USING THE INFORMATION ::
1. Return the text of the passage on FWD array range expansion between "FrameElement[] elementList0 = new" and "is not available.", inclusive.
2. Continue the passage on FWD array range expansion from the point where it stops.

GIVEN PASSAGE ::
——

The general syntax is:

array_var[numeric_expr FOR num_literal]

This syntax can't be used everywhere, but it is known to work anywhere an unsubscripted array reference will work. This means it is something that can and should be expanded. FWD does this during conversion, except instead of expanding the entire array, it only expands the specific referenced range.

Range expansion in FWD only works if the numeric_expr is a literal. The end of the range specification (the number after the FOR keyword) must always be a numeric literal in the 4GL. When the start of the range is specified as a constant, the expansion can be statically handled. The conversion can know exactly the list of array elements that must be expanded.

FWD has no support for array subscripts with ranges that use a non-constant expression as the start index. For example, myvar[ 2 + j FOR 3 ] is something that can only be evaluation at runtime, so the conversion cannot know in advance which start element is being referenced. The dynamic nature of this syntax has implications (for example, it could dynamically change a frame definition). As such, it is unsupported in FWD.

The following is an example of valid 4GL range expansion:

define variable num as integer extent 5.
update num[2 FOR 2].

This would be the equivalent of specifying this UPDATE statement:

update num[2] num[3].

Here is the resulting Java code (UPDATE statement only):

FrameElement[] elementList0 = new FrameElement[]
{
   new Element(subscript(num, 2), frame0.widgetNumArray1()),
   new Element(subscript(num, 3), frame0.widgetNumArray2()),
};

frame0.set(elementList0);

Limitations

This summarizes the limitations currently present in the array support in FWD.

Arrays are fixed size. The v10 support for arrays that have their length determined at runtime is not available.

——

DATA LISTING ::
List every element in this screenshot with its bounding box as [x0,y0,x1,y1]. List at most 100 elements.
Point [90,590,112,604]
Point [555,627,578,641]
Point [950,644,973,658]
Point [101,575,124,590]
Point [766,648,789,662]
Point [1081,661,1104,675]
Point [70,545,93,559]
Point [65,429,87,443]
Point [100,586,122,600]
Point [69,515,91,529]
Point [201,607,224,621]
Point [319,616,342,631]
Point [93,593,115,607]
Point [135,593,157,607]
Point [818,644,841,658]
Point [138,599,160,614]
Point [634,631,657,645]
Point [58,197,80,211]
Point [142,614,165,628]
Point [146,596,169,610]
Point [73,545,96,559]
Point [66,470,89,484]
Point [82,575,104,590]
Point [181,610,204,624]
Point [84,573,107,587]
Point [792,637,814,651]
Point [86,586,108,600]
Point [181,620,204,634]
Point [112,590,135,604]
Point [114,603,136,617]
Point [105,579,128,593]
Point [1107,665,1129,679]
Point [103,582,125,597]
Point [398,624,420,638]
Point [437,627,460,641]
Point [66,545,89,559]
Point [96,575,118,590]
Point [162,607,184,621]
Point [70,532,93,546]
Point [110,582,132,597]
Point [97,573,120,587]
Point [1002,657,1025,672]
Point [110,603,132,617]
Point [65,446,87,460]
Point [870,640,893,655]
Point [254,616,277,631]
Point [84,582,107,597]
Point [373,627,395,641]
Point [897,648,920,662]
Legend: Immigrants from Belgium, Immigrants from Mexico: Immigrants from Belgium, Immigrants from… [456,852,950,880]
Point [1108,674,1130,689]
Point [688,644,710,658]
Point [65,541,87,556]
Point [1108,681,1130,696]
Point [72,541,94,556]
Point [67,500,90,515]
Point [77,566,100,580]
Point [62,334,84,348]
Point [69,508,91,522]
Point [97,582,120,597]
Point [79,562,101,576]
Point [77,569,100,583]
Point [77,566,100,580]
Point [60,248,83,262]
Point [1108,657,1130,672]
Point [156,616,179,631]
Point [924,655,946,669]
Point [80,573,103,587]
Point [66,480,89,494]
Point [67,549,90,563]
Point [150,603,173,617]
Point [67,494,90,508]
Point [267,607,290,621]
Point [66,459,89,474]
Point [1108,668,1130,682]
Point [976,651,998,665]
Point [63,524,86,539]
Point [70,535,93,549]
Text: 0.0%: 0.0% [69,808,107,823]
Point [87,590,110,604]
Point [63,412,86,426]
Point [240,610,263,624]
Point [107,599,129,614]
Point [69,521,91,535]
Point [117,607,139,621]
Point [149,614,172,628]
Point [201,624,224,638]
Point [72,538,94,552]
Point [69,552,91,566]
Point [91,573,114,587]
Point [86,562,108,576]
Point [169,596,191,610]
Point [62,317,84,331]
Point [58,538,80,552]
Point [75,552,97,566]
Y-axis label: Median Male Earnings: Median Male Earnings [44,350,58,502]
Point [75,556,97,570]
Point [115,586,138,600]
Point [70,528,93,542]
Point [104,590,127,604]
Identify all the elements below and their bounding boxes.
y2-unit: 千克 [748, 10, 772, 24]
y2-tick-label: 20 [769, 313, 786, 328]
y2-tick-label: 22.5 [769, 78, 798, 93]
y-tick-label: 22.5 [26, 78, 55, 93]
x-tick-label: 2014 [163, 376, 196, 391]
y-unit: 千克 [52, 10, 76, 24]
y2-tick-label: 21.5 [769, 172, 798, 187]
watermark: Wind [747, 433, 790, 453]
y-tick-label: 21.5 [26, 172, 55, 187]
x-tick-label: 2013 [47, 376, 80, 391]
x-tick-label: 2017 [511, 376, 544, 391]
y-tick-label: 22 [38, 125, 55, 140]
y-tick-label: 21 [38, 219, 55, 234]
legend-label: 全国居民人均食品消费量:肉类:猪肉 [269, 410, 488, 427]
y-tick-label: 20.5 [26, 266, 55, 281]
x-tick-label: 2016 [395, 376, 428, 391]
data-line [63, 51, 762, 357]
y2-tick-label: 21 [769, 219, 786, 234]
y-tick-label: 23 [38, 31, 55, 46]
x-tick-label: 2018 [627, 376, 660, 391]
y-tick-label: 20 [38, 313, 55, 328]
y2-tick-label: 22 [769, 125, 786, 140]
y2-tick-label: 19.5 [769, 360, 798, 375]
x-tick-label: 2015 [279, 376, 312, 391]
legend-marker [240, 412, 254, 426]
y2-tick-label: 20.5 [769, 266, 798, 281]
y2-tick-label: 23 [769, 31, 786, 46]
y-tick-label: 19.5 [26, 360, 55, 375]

——

ANSWER LIST ::
1.
FrameElement[] elementList0 = new FrameElement[]
{
   new Element(subscript(num, 2), frame0.widgetNumArray1()),
   new Element(subscript(num, 3), frame0.widgetNumArray2()),
};

frame0.set(elementList0);

Limitations

This summarizes the limitations currently present in the array support in FWD.

Arrays are fixed size. The v10 support for arrays that have their length determined at runtime is not available.

2.
Use of the range support (FOR clause) must have a start index which is a constant.

There is no support for arrays as a parameter (this is a v10 feature for procedures and functions). Since arrays cannot yet be used as parameters, there is no support in TransactionManager.deregister() for arrays.

UNDO

By default the following 4GL syntax creates variables that must be registered for UNDO support:

4GL Language Feature UNDO Disabling Syntax Supported
DEFINE PARAMETER Use of NO-UNDO option in the statement itself or in the LIKE variable's definition. Yes
DEFINE VARIABLE Use of NO-UNDO option in the statement itself or in the LIKE variable's definition. Yes
Format Phrase with AS or LIKE Use of NO-UNDO option in the statement itself or in the LIKE variable's definition. Yes
MESSAGE SET/UPDATE with AS or LIKE Use of NO-UNDO option in the LIKE variable's definition. Yes

Although Function Parameters are fully supported in FWD, the 4GL always makes function parameters NO-UNDO. This is matched in FWD behavior with a lack of a registration.

The wrapper classes have very little idea about the concept of UNDO (except for the fact that they implement the Undoable interface which provides the necessary API for capturing a snapshot and restoring that snapshot.

In Progress, all of the above variable definition mechanisms by default result in an UNDO variable. However, in Java the default behavior has been reversed. By default a new instance of a wrapper class (e.g. new integer(14)) is NO-UNDO. Instead, in Java, an explicit registration of an Undoable instance must be made to force a given instance to be UNDO.

UNDO behavior is implemented by registering the associated variable with the TransactionManager for UNDO support. This must be done in the init() method of the block in which the variable is defined.

The following TransactionManager registration methods are used:

Method Usage
registerUndo(Undoable) Used to register a single variable for UNDO support starting in the current block.
register(Object ...) Used to register a list of variables for UNDO support starting in the current block.
registerUndo(true, Undoable) Used to register a single global variable for UNDO support in all blocks.
register(true, Object ...) Used to register a list of global variables for UNDO support in all blocks.

For examples of this, please see the corresponding variable definition sections above. For details on forcing parameters to be NO-UNDO (TransactionManager.deregister()), see DEFINE PARAMETER above.

More details on the UNDO implementation can be seen in the Transactions chapter.